Objective |
Print all of the data exactly as written.

═════ Raw data

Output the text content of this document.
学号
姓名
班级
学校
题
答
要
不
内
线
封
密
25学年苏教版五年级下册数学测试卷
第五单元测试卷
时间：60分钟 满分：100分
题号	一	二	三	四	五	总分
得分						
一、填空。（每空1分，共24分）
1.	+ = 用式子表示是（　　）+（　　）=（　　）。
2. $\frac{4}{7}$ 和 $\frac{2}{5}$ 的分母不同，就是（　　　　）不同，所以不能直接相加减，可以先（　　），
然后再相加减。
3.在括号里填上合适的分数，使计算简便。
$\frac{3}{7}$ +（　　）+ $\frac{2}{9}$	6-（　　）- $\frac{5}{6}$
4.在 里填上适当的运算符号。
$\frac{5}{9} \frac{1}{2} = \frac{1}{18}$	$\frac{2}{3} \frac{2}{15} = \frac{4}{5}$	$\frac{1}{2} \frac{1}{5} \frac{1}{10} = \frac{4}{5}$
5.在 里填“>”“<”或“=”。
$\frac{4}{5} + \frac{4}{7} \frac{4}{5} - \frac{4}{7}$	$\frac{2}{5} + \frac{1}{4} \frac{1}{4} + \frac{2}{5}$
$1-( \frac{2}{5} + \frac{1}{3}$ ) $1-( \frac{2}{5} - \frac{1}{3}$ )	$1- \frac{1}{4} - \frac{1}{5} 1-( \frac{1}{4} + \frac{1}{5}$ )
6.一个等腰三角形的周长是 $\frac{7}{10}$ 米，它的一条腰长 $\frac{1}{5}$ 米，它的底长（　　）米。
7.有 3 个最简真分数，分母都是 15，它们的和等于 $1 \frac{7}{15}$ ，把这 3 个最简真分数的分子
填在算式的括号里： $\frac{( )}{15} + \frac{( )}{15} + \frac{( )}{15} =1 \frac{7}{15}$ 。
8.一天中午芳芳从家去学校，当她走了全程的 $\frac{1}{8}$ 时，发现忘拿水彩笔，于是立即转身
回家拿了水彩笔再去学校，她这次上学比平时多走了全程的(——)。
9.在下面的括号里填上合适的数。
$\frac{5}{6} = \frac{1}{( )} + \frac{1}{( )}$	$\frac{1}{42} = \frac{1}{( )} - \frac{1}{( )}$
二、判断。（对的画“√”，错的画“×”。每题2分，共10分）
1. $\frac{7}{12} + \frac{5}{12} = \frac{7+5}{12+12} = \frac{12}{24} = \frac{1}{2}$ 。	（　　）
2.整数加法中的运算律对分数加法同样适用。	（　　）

══════════

Written response |
Output the text content of this document.
学号
姓名
班级
学校
题
答
要
不
内
线
封
密
25学年苏教版五年级下册数学测试卷
第五单元测试卷
时间：60分钟 满分：100分
题号	一	二	三	四	五	总分
得分						
一、填空。（每空1分，共24分）
1.	+ = 用式子表示是（　　）+（　　）=（　　）。
2. $\frac{4}{7}$ 和 $\frac{2}{5}$ 的分母不同，就是（　　　　）不同，所以不能直接相加减，可以先（　　），
然后再相加减。
3.在括号里填上合适的分数，使计算简便。
$\frac{3}{7}$ +（　　）+ $\frac{2}{9}$	6-（　　）- $\frac{5}{6}$
4.在 里填上适当的运算符号。
$\frac{5}{9} \frac{1}{2} = \frac{1}{18}$	$\frac{2}{3} \frac{2}{15} = \frac{4}{5}$	$\frac{1}{2} \frac{1}{5} \frac{1}{10} = \frac{4}{5}$
5.在 里填“>”“<”或“=”。
$\frac{4}{5} + \frac{4}{7} \frac{4}{5} - \frac{4}{7}$	$\frac{2}{5} + \frac{1}{4} \frac{1}{4} + \frac{2}{5}$
$1-( \frac{2}{5} + \frac{1}{3}$ ) $1-( \frac{2}{5} - \frac{1}{3}$ )	$1- \frac{1}{4} - \frac{1}{5} 1-( \frac{1}{4} + \frac{1}{5}$ )
6.一个等腰三角形的周长是 $\frac{7}{10}$ 米，它的一条腰长 $\frac{1}{5}$ 米，它的底长（　　）米。
7.有 3 个最简真分数，分母都是 15，它们的和等于 $1 \frac{7}{15}$ ，把这 3 个最简真分数的分子
填在算式的括号里： $\frac{( )}{15} + \frac{( )}{15} + \frac{( )}{15} =1 \frac{7}{15}$ 。
8.一天中午芳芳从家去学校，当她走了全程的 $\frac{1}{8}$ 时，发现忘拿水彩笔，于是立即转身
回家拿了水彩笔再去学校，她这次上学比平时多走了全程的(——)。
9.在下面的括号里填上合适的数。
$\frac{5}{6} = \frac{1}{( )} + \frac{1}{( )}$	$\frac{1}{42} = \frac{1}{( )} - \frac{1}{( )}$
二、判断。（对的画“√”，错的画“×”。每题2分，共10分）
1. $\frac{7}{12} + \frac{5}{12} = \frac{7+5}{12+12} = \frac{12}{24} = \frac{1}{2}$ 。	（　　）
2.整数加法中的运算律对分数加法同样适用。	（　　）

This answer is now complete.